The records below hold pictures; please leave those out and retype the rest exactly.

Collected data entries
%%

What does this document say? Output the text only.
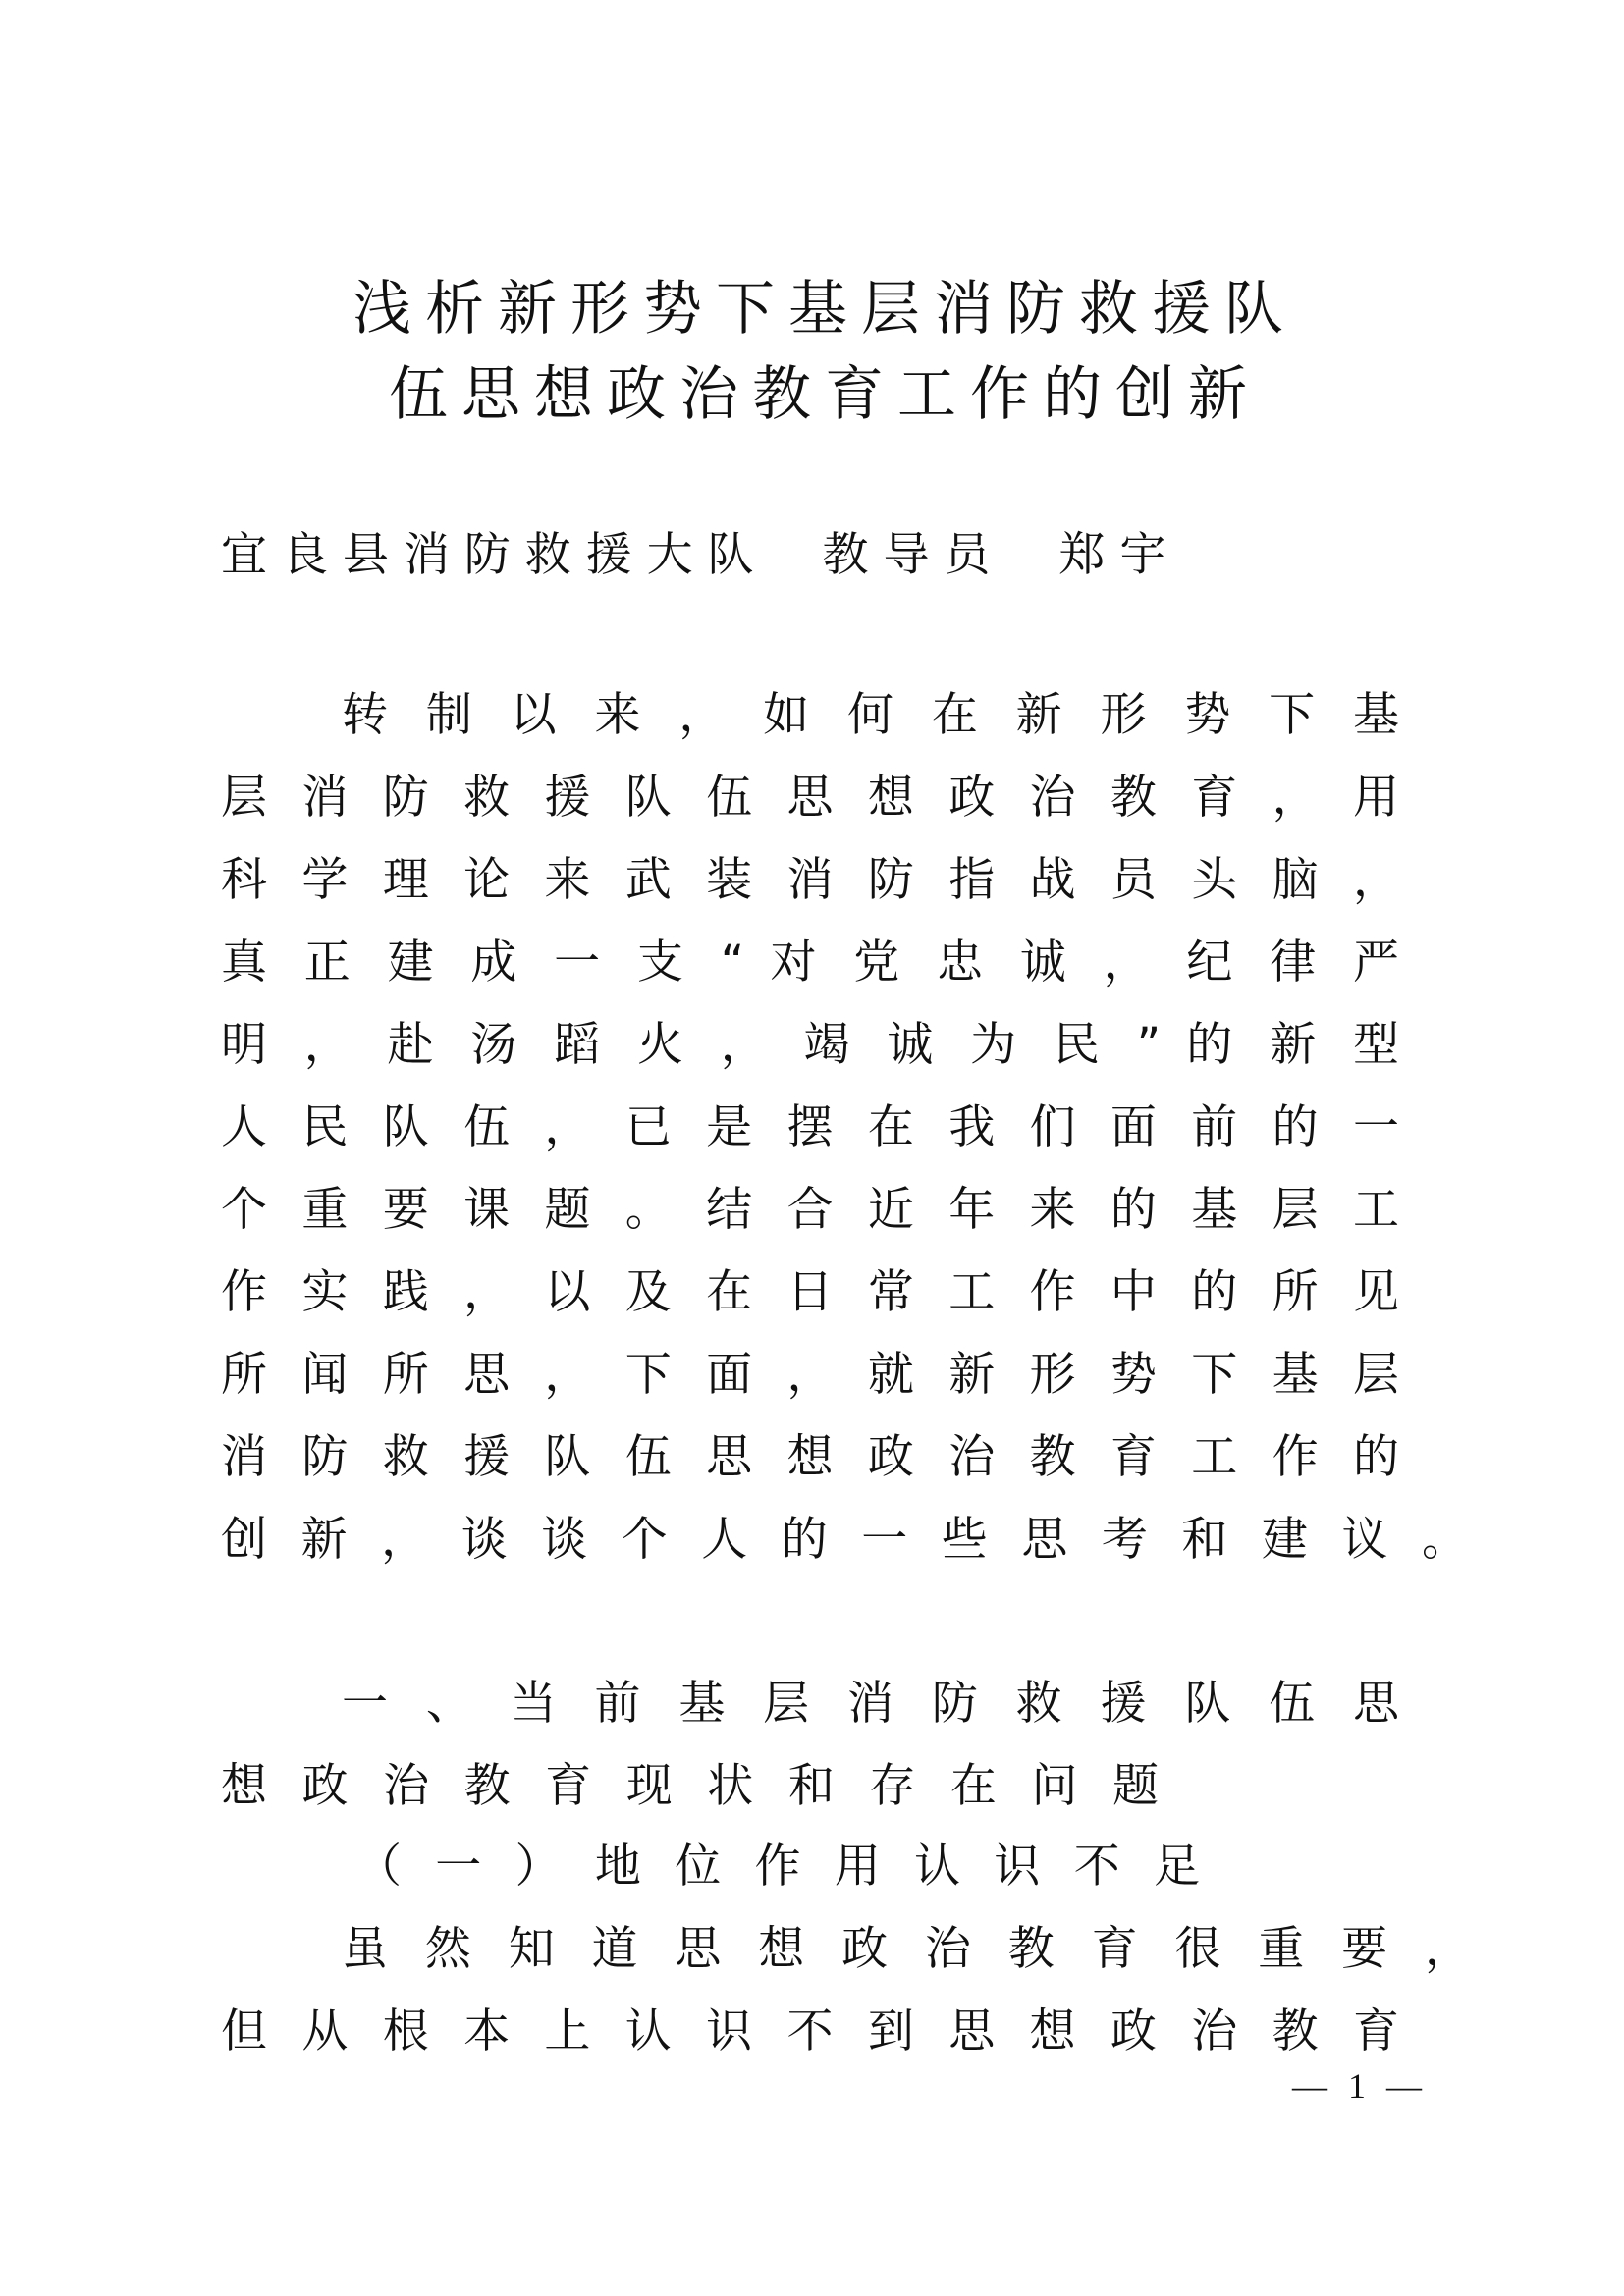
浅析新形势下基层消防救援队
伍思想政治教育工作的创新
宜 良 县 消 防 救 援 大 队 教 导 员 郑 宇
转 制 以 来 ， 如 何 在 新 形 势 下 基
层 消 防 救 援 队 伍 思 想 政 治 教 育 ， 用
科 学 理 论 来 武 装 消 防 指 战 员 头 脑 ，
真 正 建 成 一 支 “ 对 党 忠 诚 ， 纪 律 严
明 ， 赴 汤 蹈 火 ， 竭 诚 为 民 ” 的 新 型
人 民 队 伍 ， 已 是 摆 在 我 们 面 前 的 一
个 重 要 课 题 。 结 合 近 年 来 的 基 层 工
作 实 践 ， 以 及 在 日 常 工 作 中 的 所 见
所 闻 所 思 ， 下 面 ， 就 新 形 势 下 基 层
消 防 救 援 队 伍 思 想 政 治 教 育 工 作 的
创 新 ， 谈 谈 个 人 的 一 些 思 考 和 建 议 。
一 、 当 前 基 层 消 防 救 援 队 伍 思
想 政 治 教 育 现 状 和 存 在 问 题
（ 一 ） 地 位 作 用 认 识 不 足
虽 然 知 道 思 想 政 治 教 育 很 重 要 ，
但 从 根 本 上 认 识 不 到 思 想 政 治 教 育
— 1 —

%%

§ **EXPECTED OUTPUT**:
What does this document say? Output the text only.
浅析新形势下基层消防救援队
伍思想政治教育工作的创新
宜 良 县 消 防 救 援 大 队 教 导 员 郑 宇
转 制 以 来 ， 如 何 在 新 形 势 下 基
层 消 防 救 援 队 伍 思 想 政 治 教 育 ， 用
科 学 理 论 来 武 装 消 防 指 战 员 头 脑 ，
真 正 建 成 一 支 “ 对 党 忠 诚 ， 纪 律 严
明 ， 赴 汤 蹈 火 ， 竭 诚 为 民 ” 的 新 型
人 民 队 伍 ， 已 是 摆 在 我 们 面 前 的 一
个 重 要 课 题 。 结 合 近 年 来 的 基 层 工
作 实 践 ， 以 及 在 日 常 工 作 中 的 所 见
所 闻 所 思 ， 下 面 ， 就 新 形 势 下 基 层
消 防 救 援 队 伍 思 想 政 治 教 育 工 作 的
创 新 ， 谈 谈 个 人 的 一 些 思 考 和 建 议 。
一 、 当 前 基 层 消 防 救 援 队 伍 思
想 政 治 教 育 现 状 和 存 在 问 题
（ 一 ） 地 位 作 用 认 识 不 足
虽 然 知 道 思 想 政 治 教 育 很 重 要 ，
但 从 根 本 上 认 识 不 到 思 想 政 治 教 育
— 1 —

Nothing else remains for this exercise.